**What you should do**: Locate the string "sénateurs" throughout the material and copy every line in which it occurs.

-- START Data to process --

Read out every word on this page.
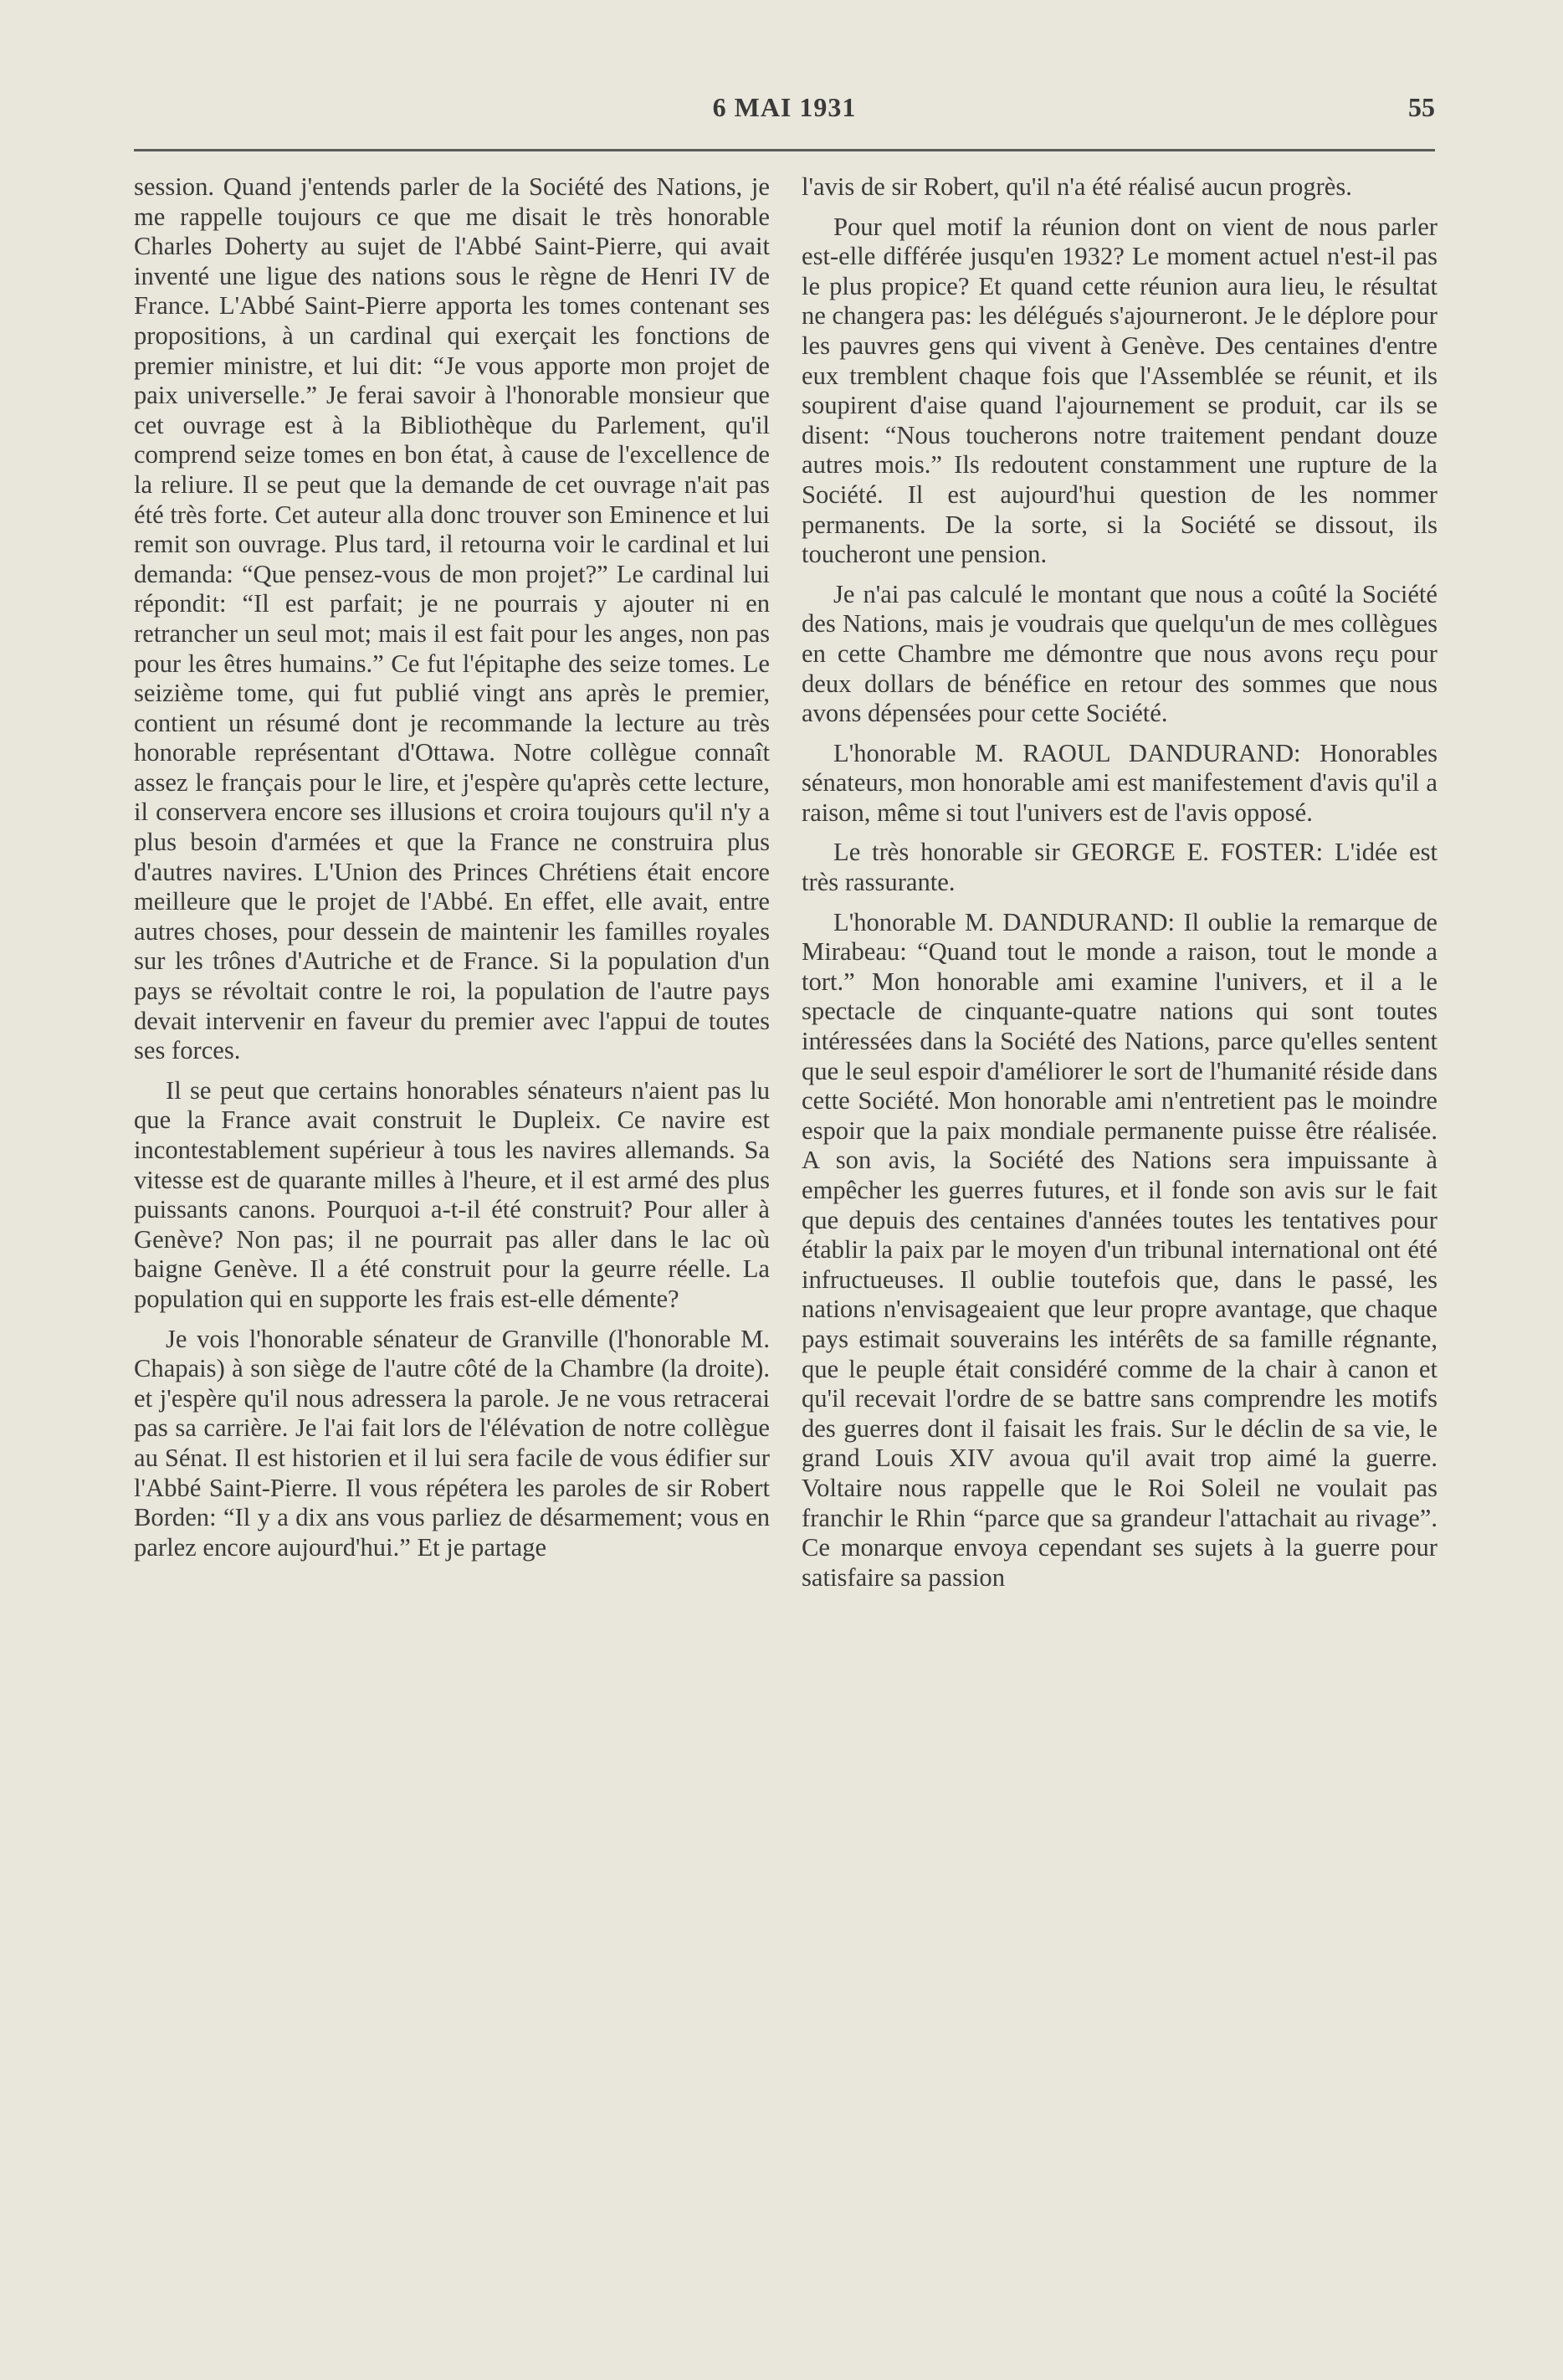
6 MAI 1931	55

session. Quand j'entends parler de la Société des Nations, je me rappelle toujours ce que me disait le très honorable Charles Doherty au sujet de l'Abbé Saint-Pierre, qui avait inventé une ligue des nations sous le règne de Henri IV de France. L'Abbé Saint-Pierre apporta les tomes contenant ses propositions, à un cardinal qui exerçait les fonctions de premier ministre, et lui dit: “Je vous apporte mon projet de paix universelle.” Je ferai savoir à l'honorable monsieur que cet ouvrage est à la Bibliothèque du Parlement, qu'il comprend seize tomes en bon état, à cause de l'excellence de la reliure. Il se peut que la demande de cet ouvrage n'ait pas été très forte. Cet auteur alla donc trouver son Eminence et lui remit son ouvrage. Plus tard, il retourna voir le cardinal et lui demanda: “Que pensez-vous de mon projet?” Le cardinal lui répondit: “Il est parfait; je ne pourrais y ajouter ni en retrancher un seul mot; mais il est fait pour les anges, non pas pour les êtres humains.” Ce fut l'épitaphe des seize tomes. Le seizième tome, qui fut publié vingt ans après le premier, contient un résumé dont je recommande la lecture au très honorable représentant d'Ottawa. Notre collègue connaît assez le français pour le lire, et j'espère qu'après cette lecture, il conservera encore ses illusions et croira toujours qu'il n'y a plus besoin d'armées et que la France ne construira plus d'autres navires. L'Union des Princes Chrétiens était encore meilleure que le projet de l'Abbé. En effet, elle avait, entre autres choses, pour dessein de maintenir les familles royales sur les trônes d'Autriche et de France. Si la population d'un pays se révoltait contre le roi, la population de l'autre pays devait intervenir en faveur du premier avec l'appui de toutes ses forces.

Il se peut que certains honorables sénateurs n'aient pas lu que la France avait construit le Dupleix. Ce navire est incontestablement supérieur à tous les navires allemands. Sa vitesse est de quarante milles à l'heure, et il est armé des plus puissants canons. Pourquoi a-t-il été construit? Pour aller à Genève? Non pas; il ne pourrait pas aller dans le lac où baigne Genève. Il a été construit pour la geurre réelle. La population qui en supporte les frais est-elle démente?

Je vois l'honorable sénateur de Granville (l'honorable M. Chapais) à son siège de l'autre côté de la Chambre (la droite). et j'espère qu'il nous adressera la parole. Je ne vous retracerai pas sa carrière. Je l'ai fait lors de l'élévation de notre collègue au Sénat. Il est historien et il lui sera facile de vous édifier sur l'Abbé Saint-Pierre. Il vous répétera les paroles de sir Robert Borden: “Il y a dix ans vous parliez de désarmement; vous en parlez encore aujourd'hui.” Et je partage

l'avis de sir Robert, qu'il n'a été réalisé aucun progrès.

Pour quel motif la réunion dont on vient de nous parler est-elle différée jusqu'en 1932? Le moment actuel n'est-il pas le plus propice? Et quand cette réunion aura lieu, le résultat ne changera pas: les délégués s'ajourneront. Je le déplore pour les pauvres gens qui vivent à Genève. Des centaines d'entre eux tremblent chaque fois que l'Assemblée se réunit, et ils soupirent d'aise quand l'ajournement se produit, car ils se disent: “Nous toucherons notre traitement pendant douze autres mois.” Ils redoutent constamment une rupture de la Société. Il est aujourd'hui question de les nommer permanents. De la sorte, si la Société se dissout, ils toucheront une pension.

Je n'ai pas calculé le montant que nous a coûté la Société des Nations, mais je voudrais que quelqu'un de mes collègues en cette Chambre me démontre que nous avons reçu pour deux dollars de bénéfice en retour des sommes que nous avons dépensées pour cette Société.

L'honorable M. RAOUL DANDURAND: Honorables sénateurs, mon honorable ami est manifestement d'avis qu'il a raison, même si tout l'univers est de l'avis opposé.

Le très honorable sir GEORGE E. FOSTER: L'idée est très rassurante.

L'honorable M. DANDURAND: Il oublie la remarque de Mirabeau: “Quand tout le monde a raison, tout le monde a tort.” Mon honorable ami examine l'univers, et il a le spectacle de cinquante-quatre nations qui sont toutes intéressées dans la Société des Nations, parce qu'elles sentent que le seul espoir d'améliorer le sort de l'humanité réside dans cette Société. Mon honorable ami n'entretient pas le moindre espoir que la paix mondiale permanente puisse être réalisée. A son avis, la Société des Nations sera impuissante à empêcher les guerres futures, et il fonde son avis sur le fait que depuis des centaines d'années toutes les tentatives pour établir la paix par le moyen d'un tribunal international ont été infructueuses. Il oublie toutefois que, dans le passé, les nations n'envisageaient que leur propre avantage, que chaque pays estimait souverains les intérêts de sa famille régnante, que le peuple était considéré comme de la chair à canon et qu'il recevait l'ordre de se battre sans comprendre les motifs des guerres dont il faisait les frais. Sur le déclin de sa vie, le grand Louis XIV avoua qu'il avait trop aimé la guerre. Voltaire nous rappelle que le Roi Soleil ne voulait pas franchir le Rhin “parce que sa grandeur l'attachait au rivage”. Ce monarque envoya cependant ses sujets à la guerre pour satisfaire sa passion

-- END Data to process --

**Solution below**:
Il se peut que certains honorables sénateurs n'aient pas lu que la France avait construit le Dupleix. Ce navire est incontestablement supérieur à tous les navires allemands. Sa vitesse est de quarante milles à l'heure, et il est armé des plus puissants canons. Pourquoi a-t-il été construit? Pour aller à Genève? Non pas; il ne pourrait pas aller dans le lac où baigne Genève. Il a été construit pour la geurre réelle. La population qui en supporte les frais est-elle démente?
L'honorable M. RAOUL DANDURAND: Honorables sénateurs, mon honorable ami est manifestement d'avis qu'il a raison, même si tout l'univers est de l'avis opposé.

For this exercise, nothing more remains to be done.